-- SUPPLIED ENTRIES --
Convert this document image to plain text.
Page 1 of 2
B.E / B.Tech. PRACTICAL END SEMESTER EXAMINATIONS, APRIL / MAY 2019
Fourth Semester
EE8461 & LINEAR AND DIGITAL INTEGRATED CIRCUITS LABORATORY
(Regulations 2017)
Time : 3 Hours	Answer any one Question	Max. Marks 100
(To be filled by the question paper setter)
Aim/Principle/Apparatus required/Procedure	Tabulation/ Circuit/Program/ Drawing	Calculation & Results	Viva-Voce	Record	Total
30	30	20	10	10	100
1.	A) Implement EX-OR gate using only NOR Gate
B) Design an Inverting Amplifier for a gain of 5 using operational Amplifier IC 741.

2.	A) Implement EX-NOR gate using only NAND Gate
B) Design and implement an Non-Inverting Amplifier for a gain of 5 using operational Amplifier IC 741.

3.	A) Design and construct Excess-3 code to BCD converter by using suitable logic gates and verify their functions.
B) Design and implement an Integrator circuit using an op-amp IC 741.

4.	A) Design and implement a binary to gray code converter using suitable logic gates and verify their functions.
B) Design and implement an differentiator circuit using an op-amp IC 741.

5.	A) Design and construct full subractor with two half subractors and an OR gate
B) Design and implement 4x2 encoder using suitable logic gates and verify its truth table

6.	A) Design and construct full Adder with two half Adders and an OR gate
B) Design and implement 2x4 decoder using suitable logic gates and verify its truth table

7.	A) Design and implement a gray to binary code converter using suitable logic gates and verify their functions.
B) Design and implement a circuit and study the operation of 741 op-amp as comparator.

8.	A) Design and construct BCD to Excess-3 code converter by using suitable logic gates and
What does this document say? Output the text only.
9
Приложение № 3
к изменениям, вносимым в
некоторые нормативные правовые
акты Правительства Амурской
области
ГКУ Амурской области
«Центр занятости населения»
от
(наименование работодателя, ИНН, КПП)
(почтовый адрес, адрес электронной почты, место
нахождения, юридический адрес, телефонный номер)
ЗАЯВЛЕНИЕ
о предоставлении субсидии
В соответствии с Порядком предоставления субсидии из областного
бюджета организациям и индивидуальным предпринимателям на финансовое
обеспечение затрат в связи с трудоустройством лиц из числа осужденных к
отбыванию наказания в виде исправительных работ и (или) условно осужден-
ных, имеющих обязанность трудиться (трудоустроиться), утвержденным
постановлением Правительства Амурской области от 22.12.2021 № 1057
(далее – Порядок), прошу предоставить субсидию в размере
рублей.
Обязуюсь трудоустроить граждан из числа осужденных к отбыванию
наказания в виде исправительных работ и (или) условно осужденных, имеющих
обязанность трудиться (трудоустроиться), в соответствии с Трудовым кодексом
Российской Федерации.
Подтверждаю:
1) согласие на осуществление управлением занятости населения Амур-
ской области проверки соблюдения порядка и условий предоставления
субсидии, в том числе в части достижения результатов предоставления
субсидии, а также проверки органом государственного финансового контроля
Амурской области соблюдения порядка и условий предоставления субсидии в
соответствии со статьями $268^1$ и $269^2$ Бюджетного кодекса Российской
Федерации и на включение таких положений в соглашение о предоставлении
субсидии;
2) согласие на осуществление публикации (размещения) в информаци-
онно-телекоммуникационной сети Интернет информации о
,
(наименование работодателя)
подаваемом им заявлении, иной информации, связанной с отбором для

-- WRITTEN TASK --
From the entries above, list each line with "обязанность" in it.

-- FULL ANSWER --
ных, имеющих обязанность трудиться (трудоустроиться), утвержденным
обязанность трудиться (трудоустроиться), в соответствии с Трудовым кодексом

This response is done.